THE DATA |
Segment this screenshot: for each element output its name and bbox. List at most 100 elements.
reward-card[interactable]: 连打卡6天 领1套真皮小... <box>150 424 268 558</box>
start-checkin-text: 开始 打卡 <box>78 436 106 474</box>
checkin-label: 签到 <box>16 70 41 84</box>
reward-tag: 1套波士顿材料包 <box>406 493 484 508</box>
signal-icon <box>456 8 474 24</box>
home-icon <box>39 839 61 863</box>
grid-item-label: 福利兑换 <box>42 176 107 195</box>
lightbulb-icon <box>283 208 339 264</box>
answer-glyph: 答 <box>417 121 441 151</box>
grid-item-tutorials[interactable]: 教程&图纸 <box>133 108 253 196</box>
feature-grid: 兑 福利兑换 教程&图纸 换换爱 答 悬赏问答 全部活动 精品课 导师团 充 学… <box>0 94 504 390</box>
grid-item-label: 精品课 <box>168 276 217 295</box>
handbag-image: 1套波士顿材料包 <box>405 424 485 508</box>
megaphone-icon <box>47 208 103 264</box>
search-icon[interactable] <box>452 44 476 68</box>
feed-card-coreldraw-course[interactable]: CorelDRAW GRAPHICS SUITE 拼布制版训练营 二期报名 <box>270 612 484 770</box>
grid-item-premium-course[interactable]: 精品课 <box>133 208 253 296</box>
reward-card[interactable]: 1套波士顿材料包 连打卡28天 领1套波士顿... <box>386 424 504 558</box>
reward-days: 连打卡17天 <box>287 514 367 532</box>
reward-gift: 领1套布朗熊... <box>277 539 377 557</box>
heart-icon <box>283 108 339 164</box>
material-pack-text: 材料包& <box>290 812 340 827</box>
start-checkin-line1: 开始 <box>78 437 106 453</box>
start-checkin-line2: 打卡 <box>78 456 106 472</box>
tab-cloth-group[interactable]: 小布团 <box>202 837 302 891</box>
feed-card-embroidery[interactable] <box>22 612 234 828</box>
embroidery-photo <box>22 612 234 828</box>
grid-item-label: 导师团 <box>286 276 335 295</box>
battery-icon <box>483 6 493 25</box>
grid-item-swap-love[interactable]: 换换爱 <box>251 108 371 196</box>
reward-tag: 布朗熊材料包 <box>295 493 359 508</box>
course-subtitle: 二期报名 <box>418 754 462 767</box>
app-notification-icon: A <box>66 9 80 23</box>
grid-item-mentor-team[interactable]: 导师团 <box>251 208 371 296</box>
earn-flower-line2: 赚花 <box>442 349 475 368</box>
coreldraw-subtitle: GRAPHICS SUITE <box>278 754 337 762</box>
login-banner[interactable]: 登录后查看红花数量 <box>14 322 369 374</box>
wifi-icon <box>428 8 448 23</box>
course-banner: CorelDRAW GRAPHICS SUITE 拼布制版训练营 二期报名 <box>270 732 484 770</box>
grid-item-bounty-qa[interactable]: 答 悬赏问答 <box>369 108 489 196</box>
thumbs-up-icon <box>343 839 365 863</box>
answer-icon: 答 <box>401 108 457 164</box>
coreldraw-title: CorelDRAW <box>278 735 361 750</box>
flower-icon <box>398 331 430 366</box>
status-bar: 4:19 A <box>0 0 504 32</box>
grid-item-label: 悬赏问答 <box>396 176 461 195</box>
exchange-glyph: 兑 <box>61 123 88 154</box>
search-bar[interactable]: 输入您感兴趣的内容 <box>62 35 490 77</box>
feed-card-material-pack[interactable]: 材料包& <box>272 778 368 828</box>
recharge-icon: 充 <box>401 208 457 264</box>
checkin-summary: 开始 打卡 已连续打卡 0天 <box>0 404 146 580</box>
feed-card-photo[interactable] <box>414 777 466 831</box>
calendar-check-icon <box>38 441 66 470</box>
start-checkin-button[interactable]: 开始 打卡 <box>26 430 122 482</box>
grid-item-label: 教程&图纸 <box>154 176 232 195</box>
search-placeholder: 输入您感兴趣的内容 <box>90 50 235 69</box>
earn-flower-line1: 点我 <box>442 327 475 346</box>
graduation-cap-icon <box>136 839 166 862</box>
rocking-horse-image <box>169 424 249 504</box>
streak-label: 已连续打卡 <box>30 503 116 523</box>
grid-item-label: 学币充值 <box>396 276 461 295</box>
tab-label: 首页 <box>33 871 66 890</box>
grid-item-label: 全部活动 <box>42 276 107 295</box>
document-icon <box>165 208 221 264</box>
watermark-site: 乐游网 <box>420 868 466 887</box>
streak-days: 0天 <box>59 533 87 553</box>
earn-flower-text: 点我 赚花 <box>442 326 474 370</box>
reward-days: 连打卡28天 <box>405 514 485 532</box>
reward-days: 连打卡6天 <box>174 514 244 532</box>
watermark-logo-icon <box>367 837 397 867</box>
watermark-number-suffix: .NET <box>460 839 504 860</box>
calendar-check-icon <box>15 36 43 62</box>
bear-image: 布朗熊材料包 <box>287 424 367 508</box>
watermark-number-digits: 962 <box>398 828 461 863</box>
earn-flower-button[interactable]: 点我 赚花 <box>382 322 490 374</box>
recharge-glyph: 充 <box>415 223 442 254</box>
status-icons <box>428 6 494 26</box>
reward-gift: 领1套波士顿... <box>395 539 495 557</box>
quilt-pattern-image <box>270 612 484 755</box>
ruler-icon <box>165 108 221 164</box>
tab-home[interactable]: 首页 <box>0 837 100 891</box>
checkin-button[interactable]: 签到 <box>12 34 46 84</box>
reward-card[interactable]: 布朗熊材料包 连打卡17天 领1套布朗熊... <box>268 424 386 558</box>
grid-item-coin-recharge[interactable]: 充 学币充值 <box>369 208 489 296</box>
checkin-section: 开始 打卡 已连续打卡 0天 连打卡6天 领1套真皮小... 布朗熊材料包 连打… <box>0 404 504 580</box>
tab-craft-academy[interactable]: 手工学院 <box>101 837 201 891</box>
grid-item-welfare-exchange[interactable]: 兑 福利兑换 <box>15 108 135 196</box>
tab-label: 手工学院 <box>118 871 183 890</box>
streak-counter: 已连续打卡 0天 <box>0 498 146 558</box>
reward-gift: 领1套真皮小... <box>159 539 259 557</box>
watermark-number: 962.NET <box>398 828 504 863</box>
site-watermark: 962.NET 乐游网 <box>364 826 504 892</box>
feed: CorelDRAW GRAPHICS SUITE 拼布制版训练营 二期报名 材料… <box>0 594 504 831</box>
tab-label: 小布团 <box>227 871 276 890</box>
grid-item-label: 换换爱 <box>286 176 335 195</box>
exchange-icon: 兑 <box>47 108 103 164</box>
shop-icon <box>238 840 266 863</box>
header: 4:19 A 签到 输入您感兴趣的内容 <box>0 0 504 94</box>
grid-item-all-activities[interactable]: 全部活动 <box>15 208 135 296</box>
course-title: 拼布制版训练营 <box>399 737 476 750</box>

WHAT THE TASK REQUIRES |
Copy all of the material above verbatim, keeping every line and every character unchanged.

RESPONSE TO THE EXERCISE |
Segment this screenshot: for each element output its name and bbox. List at most 100 elements.
reward-card[interactable]: 连打卡6天 领1套真皮小... <box>150 424 268 558</box>
start-checkin-text: 开始 打卡 <box>78 436 106 474</box>
checkin-label: 签到 <box>16 70 41 84</box>
reward-tag: 1套波士顿材料包 <box>406 493 484 508</box>
signal-icon <box>456 8 474 24</box>
home-icon <box>39 839 61 863</box>
grid-item-label: 福利兑换 <box>42 176 107 195</box>
lightbulb-icon <box>283 208 339 264</box>
answer-glyph: 答 <box>417 121 441 151</box>
grid-item-tutorials[interactable]: 教程&图纸 <box>133 108 253 196</box>
feature-grid: 兑 福利兑换 教程&图纸 换换爱 答 悬赏问答 全部活动 精品课 导师团 充 学… <box>0 94 504 390</box>
grid-item-label: 精品课 <box>168 276 217 295</box>
handbag-image: 1套波士顿材料包 <box>405 424 485 508</box>
megaphone-icon <box>47 208 103 264</box>
search-icon[interactable] <box>452 44 476 68</box>
feed-card-coreldraw-course[interactable]: CorelDRAW GRAPHICS SUITE 拼布制版训练营 二期报名 <box>270 612 484 770</box>
grid-item-premium-course[interactable]: 精品课 <box>133 208 253 296</box>
reward-card[interactable]: 1套波士顿材料包 连打卡28天 领1套波士顿... <box>386 424 504 558</box>
reward-days: 连打卡17天 <box>287 514 367 532</box>
reward-gift: 领1套布朗熊... <box>277 539 377 557</box>
heart-icon <box>283 108 339 164</box>
material-pack-text: 材料包& <box>290 812 340 827</box>
start-checkin-line1: 开始 <box>78 437 106 453</box>
start-checkin-line2: 打卡 <box>78 456 106 472</box>
tab-cloth-group[interactable]: 小布团 <box>202 837 302 891</box>
feed-card-embroidery[interactable] <box>22 612 234 828</box>
embroidery-photo <box>22 612 234 828</box>
grid-item-label: 导师团 <box>286 276 335 295</box>
battery-icon <box>483 6 493 25</box>
grid-item-swap-love[interactable]: 换换爱 <box>251 108 371 196</box>
reward-tag: 布朗熊材料包 <box>295 493 359 508</box>
course-subtitle: 二期报名 <box>418 754 462 767</box>
app-notification-icon: A <box>66 9 80 23</box>
grid-item-mentor-team[interactable]: 导师团 <box>251 208 371 296</box>
earn-flower-line2: 赚花 <box>442 349 475 368</box>
coreldraw-subtitle: GRAPHICS SUITE <box>278 754 337 762</box>
login-banner[interactable]: 登录后查看红花数量 <box>14 322 369 374</box>
wifi-icon <box>428 8 448 23</box>
course-banner: CorelDRAW GRAPHICS SUITE 拼布制版训练营 二期报名 <box>270 732 484 770</box>
grid-item-bounty-qa[interactable]: 答 悬赏问答 <box>369 108 489 196</box>
thumbs-up-icon <box>343 839 365 863</box>
answer-icon: 答 <box>401 108 457 164</box>
coreldraw-title: CorelDRAW <box>278 735 361 750</box>
flower-icon <box>398 331 430 366</box>
status-bar: 4:19 A <box>0 0 504 32</box>
grid-item-label: 悬赏问答 <box>396 176 461 195</box>
exchange-glyph: 兑 <box>61 123 88 154</box>
search-bar[interactable]: 输入您感兴趣的内容 <box>62 35 490 77</box>
feed-card-material-pack[interactable]: 材料包& <box>272 778 368 828</box>
recharge-icon: 充 <box>401 208 457 264</box>
checkin-summary: 开始 打卡 已连续打卡 0天 <box>0 404 146 580</box>
feed-card-photo[interactable] <box>414 777 466 831</box>
calendar-check-icon <box>38 441 66 470</box>
start-checkin-button[interactable]: 开始 打卡 <box>26 430 122 482</box>
grid-item-label: 教程&图纸 <box>154 176 232 195</box>
search-placeholder: 输入您感兴趣的内容 <box>90 50 235 69</box>
earn-flower-line1: 点我 <box>442 327 475 346</box>
graduation-cap-icon <box>136 839 166 862</box>
rocking-horse-image <box>169 424 249 504</box>
streak-label: 已连续打卡 <box>30 503 116 523</box>
grid-item-label: 学币充值 <box>396 276 461 295</box>
tab-label: 首页 <box>33 871 66 890</box>
grid-item-label: 全部活动 <box>42 276 107 295</box>
document-icon <box>165 208 221 264</box>
watermark-site: 乐游网 <box>420 868 466 887</box>
streak-days: 0天 <box>59 533 87 553</box>
earn-flower-text: 点我 赚花 <box>442 326 474 370</box>
reward-days: 连打卡28天 <box>405 514 485 532</box>
reward-days: 连打卡6天 <box>174 514 244 532</box>
watermark-logo-icon <box>367 837 397 867</box>
watermark-number-suffix: .NET <box>460 839 504 860</box>
calendar-check-icon <box>15 36 43 62</box>
bear-image: 布朗熊材料包 <box>287 424 367 508</box>
watermark-number-digits: 962 <box>398 828 461 863</box>
earn-flower-button[interactable]: 点我 赚花 <box>382 322 490 374</box>
recharge-glyph: 充 <box>415 223 442 254</box>
status-icons <box>428 6 494 26</box>
reward-gift: 领1套波士顿... <box>395 539 495 557</box>
quilt-pattern-image <box>270 612 484 755</box>
ruler-icon <box>165 108 221 164</box>
tab-home[interactable]: 首页 <box>0 837 100 891</box>
checkin-button[interactable]: 签到 <box>12 34 46 84</box>
reward-card[interactable]: 布朗熊材料包 连打卡17天 领1套布朗熊... <box>268 424 386 558</box>
grid-item-coin-recharge[interactable]: 充 学币充值 <box>369 208 489 296</box>
checkin-section: 开始 打卡 已连续打卡 0天 连打卡6天 领1套真皮小... 布朗熊材料包 连打… <box>0 404 504 580</box>
tab-craft-academy[interactable]: 手工学院 <box>101 837 201 891</box>
grid-item-welfare-exchange[interactable]: 兑 福利兑换 <box>15 108 135 196</box>
tab-label: 手工学院 <box>118 871 183 890</box>
streak-counter: 已连续打卡 0天 <box>0 498 146 558</box>
reward-gift: 领1套真皮小... <box>159 539 259 557</box>
watermark-number: 962.NET <box>398 828 504 863</box>
site-watermark: 962.NET 乐游网 <box>364 826 504 892</box>
feed: CorelDRAW GRAPHICS SUITE 拼布制版训练营 二期报名 材料… <box>0 594 504 831</box>
tab-label: 小布团 <box>227 871 276 890</box>
grid-item-label: 换换爱 <box>286 176 335 195</box>
exchange-icon: 兑 <box>47 108 103 164</box>
shop-icon <box>238 840 266 863</box>
header: 4:19 A 签到 输入您感兴趣的内容 <box>0 0 504 94</box>
grid-item-all-activities[interactable]: 全部活动 <box>15 208 135 296</box>
course-title: 拼布制版训练营 <box>399 737 476 750</box>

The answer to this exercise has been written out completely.